- [Work to do] Do any lines in the data below contain "document"? If so, copy every one of them.

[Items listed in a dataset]
=======

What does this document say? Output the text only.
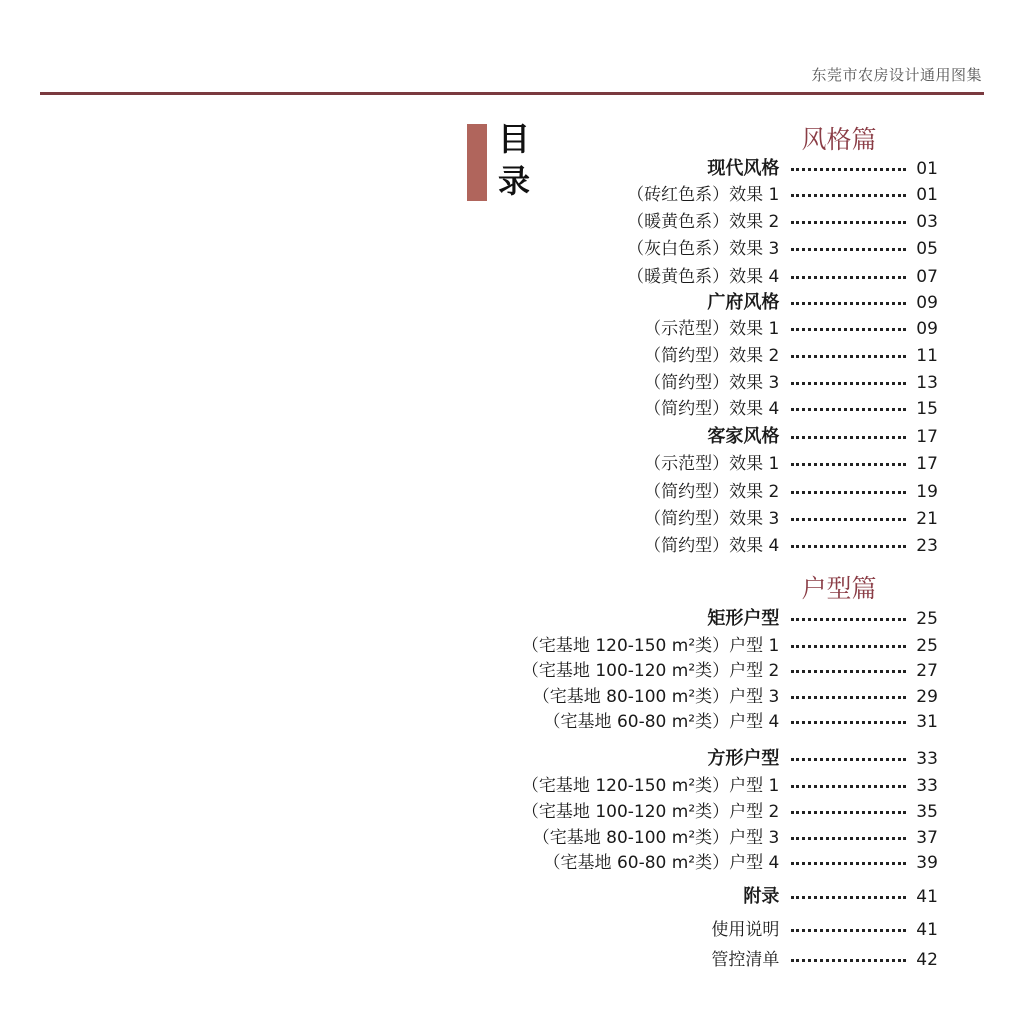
东莞市农房设计通用图集
目录
风格篇
现代风格	01
（砖红色系）效果 1	01
（暖黄色系）效果 2	03
（灰白色系）效果 3	05
（暖黄色系）效果 4	07
广府风格	09
（示范型）效果 1	09
（简约型）效果 2	11
（简约型）效果 3	13
（简约型）效果 4	15
客家风格	17
（示范型）效果 1	17
（简约型）效果 2	19
（简约型）效果 3	21
（简约型）效果 4	23
户型篇
矩形户型	25
（宅基地 120-150 m²类）户型 1	25
（宅基地 100-120 m²类）户型 2	27
（宅基地 80-100 m²类）户型 3	29
（宅基地 60-80 m²类）户型 4	31
方形户型	33
（宅基地 120-150 m²类）户型 1	33
（宅基地 100-120 m²类）户型 2	35
（宅基地 80-100 m²类）户型 3	37
（宅基地 60-80 m²类）户型 4	39
附录	41
使用说明	41
管控清单	42
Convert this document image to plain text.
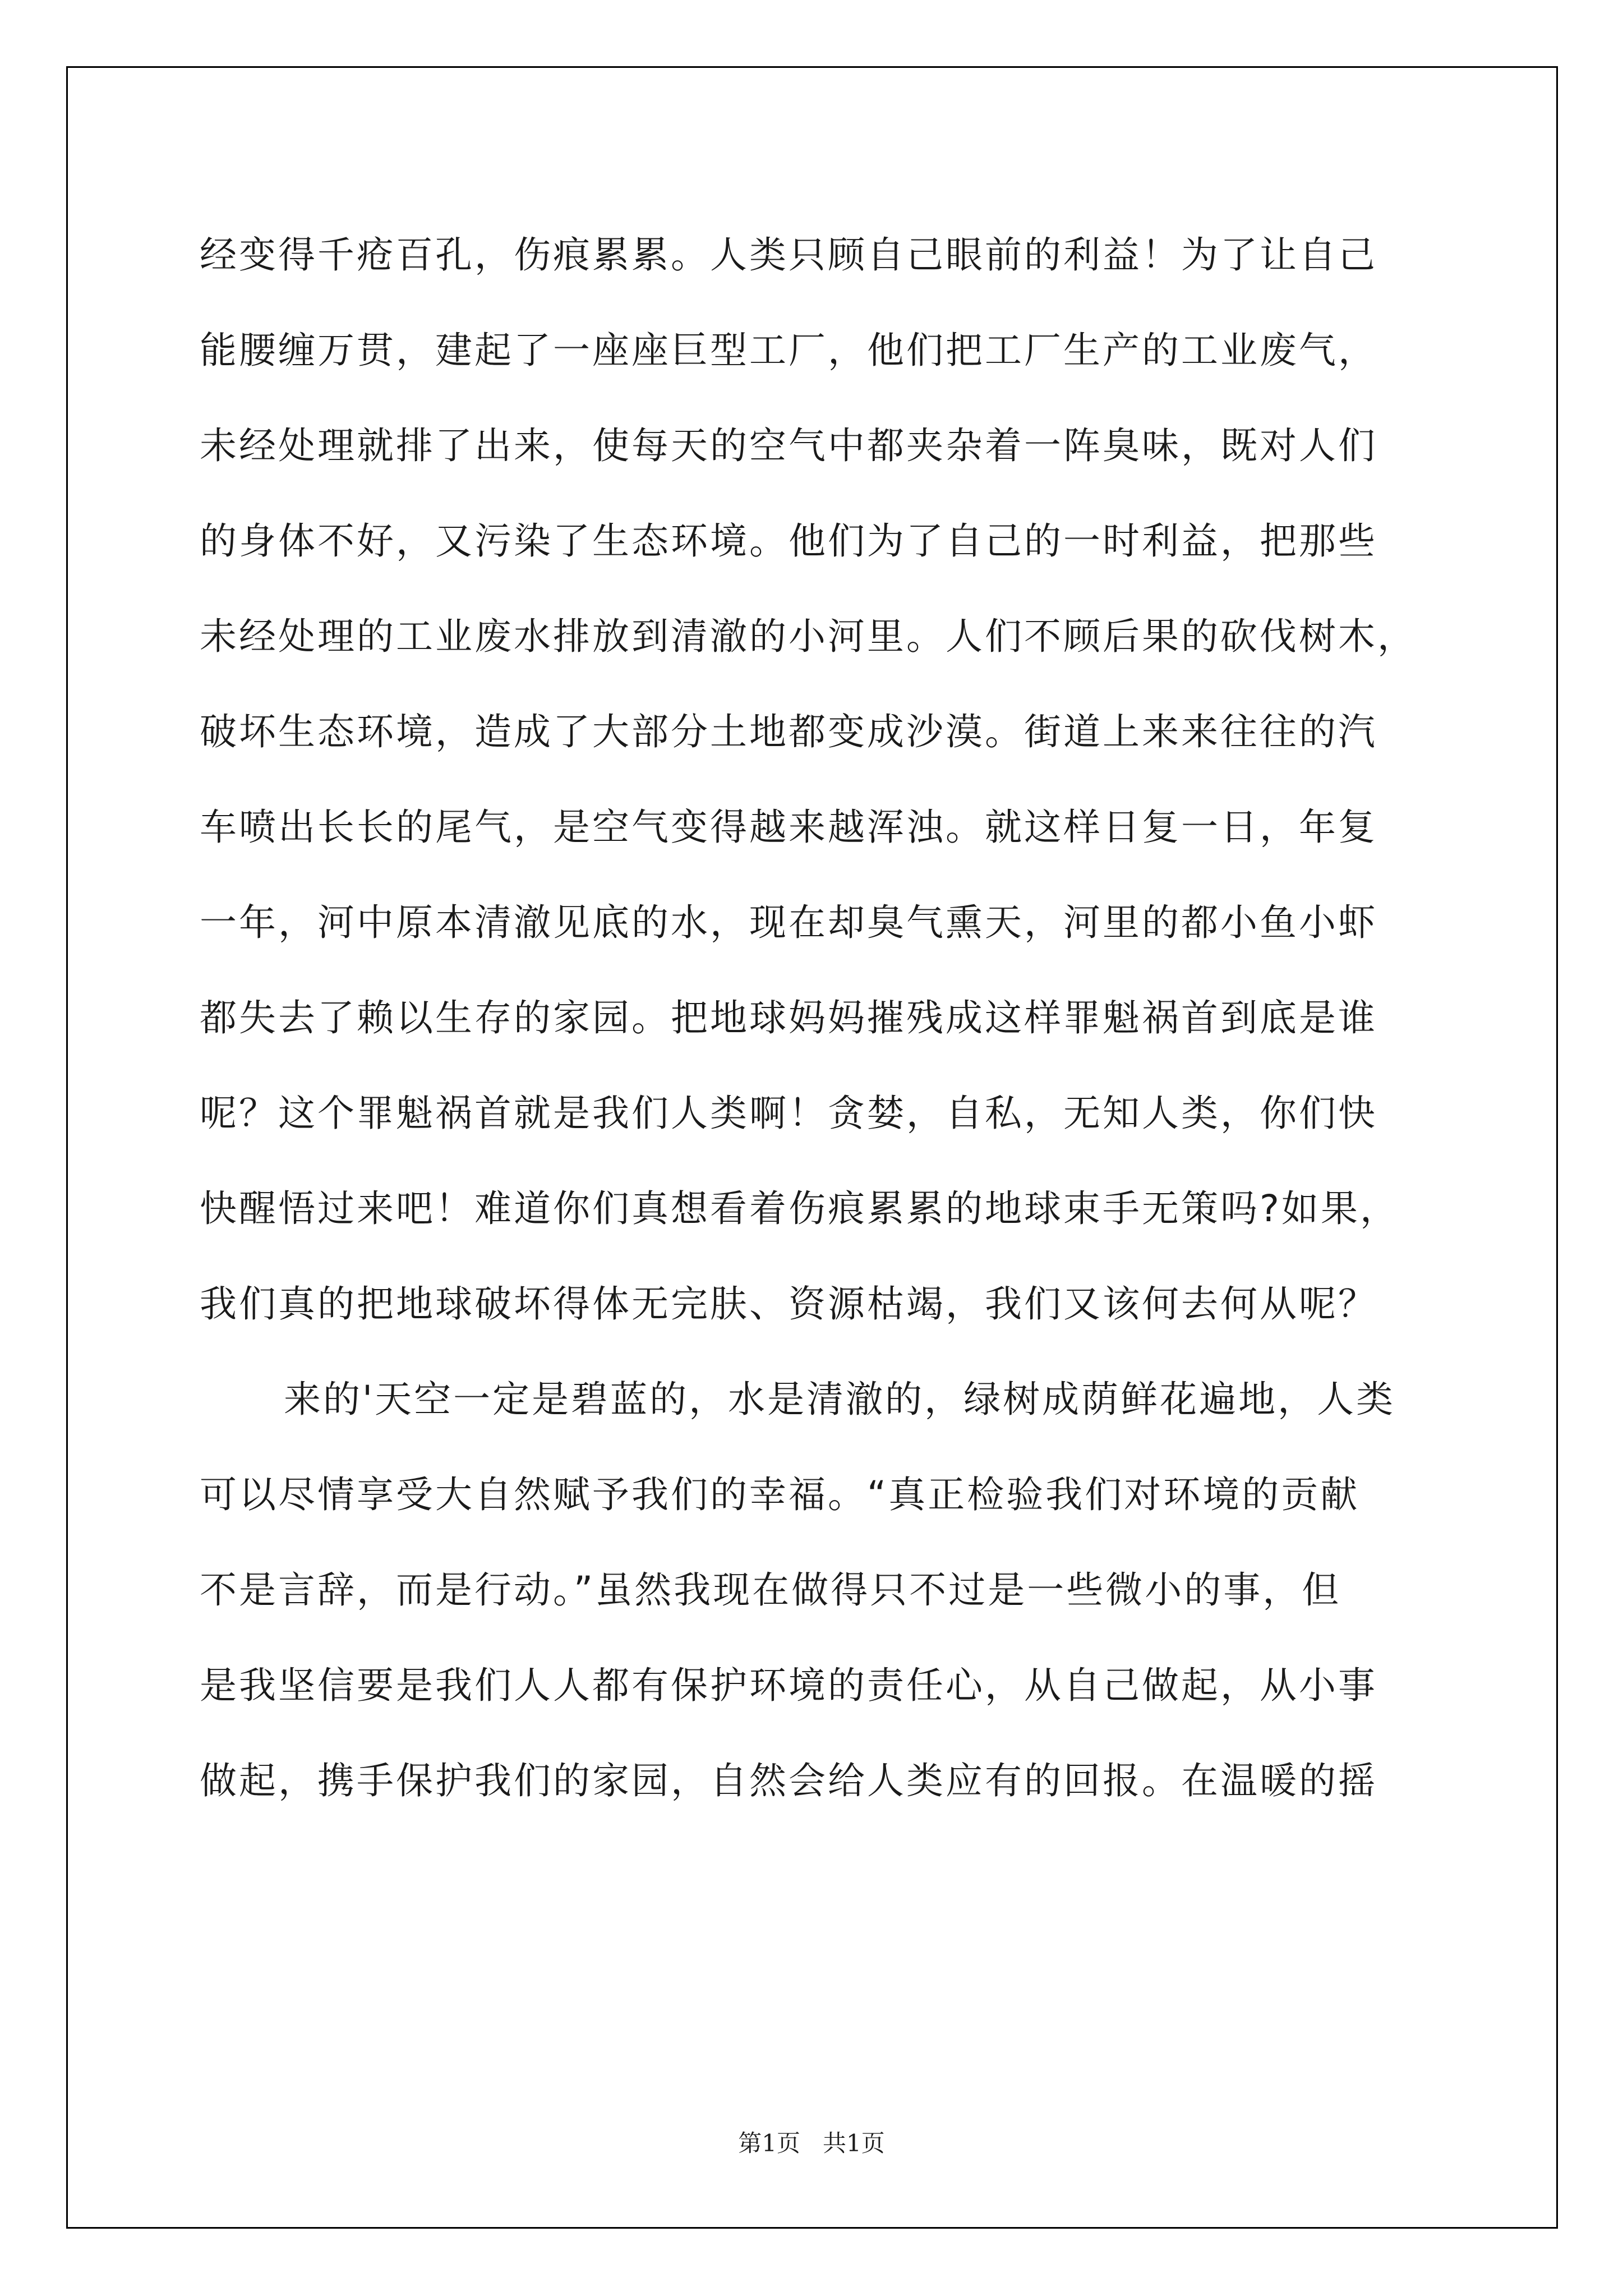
经变得千疮百孔，伤痕累累。人类只顾自己眼前的利益！为了让自己
能腰缠万贯，建起了一座座巨型工厂，他们把工厂生产的工业废气，
未经处理就排了出来，使每天的空气中都夹杂着一阵臭味，既对人们
的身体不好，又污染了生态环境。他们为了自己的一时利益，把那些
未经处理的工业废水排放到清澈的小河里。人们不顾后果的砍伐树木，
破坏生态环境，造成了大部分土地都变成沙漠。街道上来来往往的汽
车喷出长长的尾气，是空气变得越来越浑浊。就这样日复一日，年复
一年，河中原本清澈见底的水，现在却臭气熏天，河里的都小鱼小虾
都失去了赖以生存的家园。把地球妈妈摧残成这样罪魁祸首到底是谁
呢？这个罪魁祸首就是我们人类啊！贪婪，自私，无知人类，你们快
快醒悟过来吧！难道你们真想看着伤痕累累的地球束手无策吗?如果，
我们真的把地球破坏得体无完肤、资源枯竭，我们又该何去何从呢？
来的'天空一定是碧蓝的，水是清澈的，绿树成荫鲜花遍地，人类
可以尽情享受大自然赋予我们的幸福。“真正检验我们对环境的贡献
不是言辞，而是行动。”虽然我现在做得只不过是一些微小的事，但
是我坚信要是我们人人都有保护环境的责任心，从自己做起，从小事
做起，携手保护我们的家园，自然会给人类应有的回报。在温暖的摇
第1页 共1页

=======

- [Task solution]
What does this document say? Output the text only.
Convert this document image to plain text.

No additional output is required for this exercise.